Everything happens for a reason

If you’d asked me seven years ago if I believed that “everything happens for a reason” I would’ve flipped you the bird. I was watching my life slowly fall apart and I was alone. It was about that time that I started to write just to get it out of my head. I wrote about the past and occasionally the present, but I never wrote about the future. I just couldn’t picture it. I was struggling to make it through each day. Every thought in my head centered around Iraq, P.T.S.D., the loss of my identity and how powerless I felt. The only thing I could do to keep myself sane was to write.

I wrote every day, sometimes I would write multiple posts. All together, I wrote 61 posts between 2013-2016 and I reached more people than I ever thought I would. Though to be fair, I think some of the views were bots. Thankfully I’m in a much different and better place now. I think now is a good time to blog again and share some of those old posts and add new ones.

* **Given instruction 1**: Could you restate, word for word, the stretch of the blog post from "If you’d asked" through "was to write."?
The records that come next are separate from the blog post and unrelated to it.

* **Record extracts**:
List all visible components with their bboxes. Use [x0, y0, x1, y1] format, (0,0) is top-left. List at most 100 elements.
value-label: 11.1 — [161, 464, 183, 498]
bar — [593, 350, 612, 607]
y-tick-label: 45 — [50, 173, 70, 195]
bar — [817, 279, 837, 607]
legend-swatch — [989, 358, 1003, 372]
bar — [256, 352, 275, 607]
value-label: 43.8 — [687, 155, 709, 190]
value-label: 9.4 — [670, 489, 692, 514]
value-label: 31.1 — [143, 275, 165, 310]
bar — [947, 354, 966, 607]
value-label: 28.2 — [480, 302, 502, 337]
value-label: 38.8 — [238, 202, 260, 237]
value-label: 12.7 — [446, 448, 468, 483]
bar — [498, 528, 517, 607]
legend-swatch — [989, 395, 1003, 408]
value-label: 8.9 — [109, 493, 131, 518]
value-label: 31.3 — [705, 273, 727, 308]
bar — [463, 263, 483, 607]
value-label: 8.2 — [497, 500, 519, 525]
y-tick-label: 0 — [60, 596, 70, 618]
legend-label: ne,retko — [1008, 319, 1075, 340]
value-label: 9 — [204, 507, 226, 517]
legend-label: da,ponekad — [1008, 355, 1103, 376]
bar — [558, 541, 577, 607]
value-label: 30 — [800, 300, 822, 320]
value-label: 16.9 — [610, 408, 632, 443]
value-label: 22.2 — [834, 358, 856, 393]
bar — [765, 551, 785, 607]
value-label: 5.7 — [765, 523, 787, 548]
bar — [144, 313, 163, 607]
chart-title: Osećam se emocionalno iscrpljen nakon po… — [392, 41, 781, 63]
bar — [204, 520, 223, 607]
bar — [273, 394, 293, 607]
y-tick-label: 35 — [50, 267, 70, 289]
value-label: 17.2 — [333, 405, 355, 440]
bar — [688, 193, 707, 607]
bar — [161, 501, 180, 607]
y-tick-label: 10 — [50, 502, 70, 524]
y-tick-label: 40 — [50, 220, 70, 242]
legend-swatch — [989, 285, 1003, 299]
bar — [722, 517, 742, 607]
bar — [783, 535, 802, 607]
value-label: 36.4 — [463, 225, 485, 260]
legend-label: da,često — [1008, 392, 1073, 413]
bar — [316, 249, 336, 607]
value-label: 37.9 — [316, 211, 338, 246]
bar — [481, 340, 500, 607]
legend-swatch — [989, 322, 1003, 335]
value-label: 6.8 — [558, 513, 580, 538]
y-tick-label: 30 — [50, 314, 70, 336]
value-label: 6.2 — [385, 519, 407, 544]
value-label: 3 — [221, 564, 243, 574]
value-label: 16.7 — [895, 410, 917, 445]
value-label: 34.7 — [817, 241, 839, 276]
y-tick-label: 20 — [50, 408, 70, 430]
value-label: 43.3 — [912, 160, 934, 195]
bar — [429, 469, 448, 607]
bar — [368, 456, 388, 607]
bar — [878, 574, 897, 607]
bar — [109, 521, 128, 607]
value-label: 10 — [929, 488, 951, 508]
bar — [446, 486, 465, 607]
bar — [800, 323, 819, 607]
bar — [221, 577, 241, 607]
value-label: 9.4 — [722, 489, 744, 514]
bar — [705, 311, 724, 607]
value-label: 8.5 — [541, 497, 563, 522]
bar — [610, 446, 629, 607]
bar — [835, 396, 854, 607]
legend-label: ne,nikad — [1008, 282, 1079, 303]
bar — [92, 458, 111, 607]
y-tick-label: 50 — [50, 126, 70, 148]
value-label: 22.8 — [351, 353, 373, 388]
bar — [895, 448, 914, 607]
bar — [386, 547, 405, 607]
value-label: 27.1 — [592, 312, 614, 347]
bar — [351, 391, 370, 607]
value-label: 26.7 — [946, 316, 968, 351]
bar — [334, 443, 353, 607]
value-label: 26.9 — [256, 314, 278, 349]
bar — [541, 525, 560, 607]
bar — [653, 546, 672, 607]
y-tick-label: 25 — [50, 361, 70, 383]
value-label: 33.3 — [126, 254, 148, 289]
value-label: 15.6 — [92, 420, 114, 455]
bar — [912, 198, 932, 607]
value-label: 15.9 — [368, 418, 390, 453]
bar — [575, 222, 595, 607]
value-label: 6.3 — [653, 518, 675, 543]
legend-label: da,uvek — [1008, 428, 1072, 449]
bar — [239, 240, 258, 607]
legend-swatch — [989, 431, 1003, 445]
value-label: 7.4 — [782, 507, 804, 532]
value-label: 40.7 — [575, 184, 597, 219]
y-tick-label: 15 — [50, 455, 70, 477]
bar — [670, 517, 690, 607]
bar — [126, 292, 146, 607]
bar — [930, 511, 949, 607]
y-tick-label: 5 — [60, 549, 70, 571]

* **Given instruction 2**: Can you quote the records from their first line through the line that contains "bar — [144, 313, 163, 607]"?

* **Task result 1**:
If you’d asked me seven years ago if I believed that “everything happens for a reason” I would’ve flipped you the bird. I was watching my life slowly fall apart and I was alone. It was about that time that I started to write just to get it out of my head. I wrote about the past and occasionally the present, but I never wrote about the future. I just couldn’t picture it. I was struggling to make it through each day. Every thought in my head centered around Iraq, P.T.S.D., the loss of my identity and how powerless I felt. The only thing I could do to keep myself sane was to write.

* **Task result 2**:
List all visible components with their bboxes. Use [x0, y0, x1, y1] format, (0,0) is top-left. List at most 100 elements.
value-label: 11.1 — [161, 464, 183, 498]
bar — [593, 350, 612, 607]
y-tick-label: 45 — [50, 173, 70, 195]
bar — [817, 279, 837, 607]
legend-swatch — [989, 358, 1003, 372]
bar — [256, 352, 275, 607]
value-label: 43.8 — [687, 155, 709, 190]
value-label: 9.4 — [670, 489, 692, 514]
value-label: 31.1 — [143, 275, 165, 310]
bar — [947, 354, 966, 607]
value-label: 28.2 — [480, 302, 502, 337]
value-label: 38.8 — [238, 202, 260, 237]
value-label: 12.7 — [446, 448, 468, 483]
bar — [498, 528, 517, 607]
legend-swatch — [989, 395, 1003, 408]
value-label: 8.9 — [109, 493, 131, 518]
value-label: 31.3 — [705, 273, 727, 308]
bar — [463, 263, 483, 607]
value-label: 8.2 — [497, 500, 519, 525]
y-tick-label: 0 — [60, 596, 70, 618]
legend-label: ne,retko — [1008, 319, 1075, 340]
value-label: 9 — [204, 507, 226, 517]
legend-label: da,ponekad — [1008, 355, 1103, 376]
bar — [558, 541, 577, 607]
value-label: 30 — [800, 300, 822, 320]
value-label: 16.9 — [610, 408, 632, 443]
value-label: 22.2 — [834, 358, 856, 393]
bar — [765, 551, 785, 607]
value-label: 5.7 — [765, 523, 787, 548]
bar — [144, 313, 163, 607]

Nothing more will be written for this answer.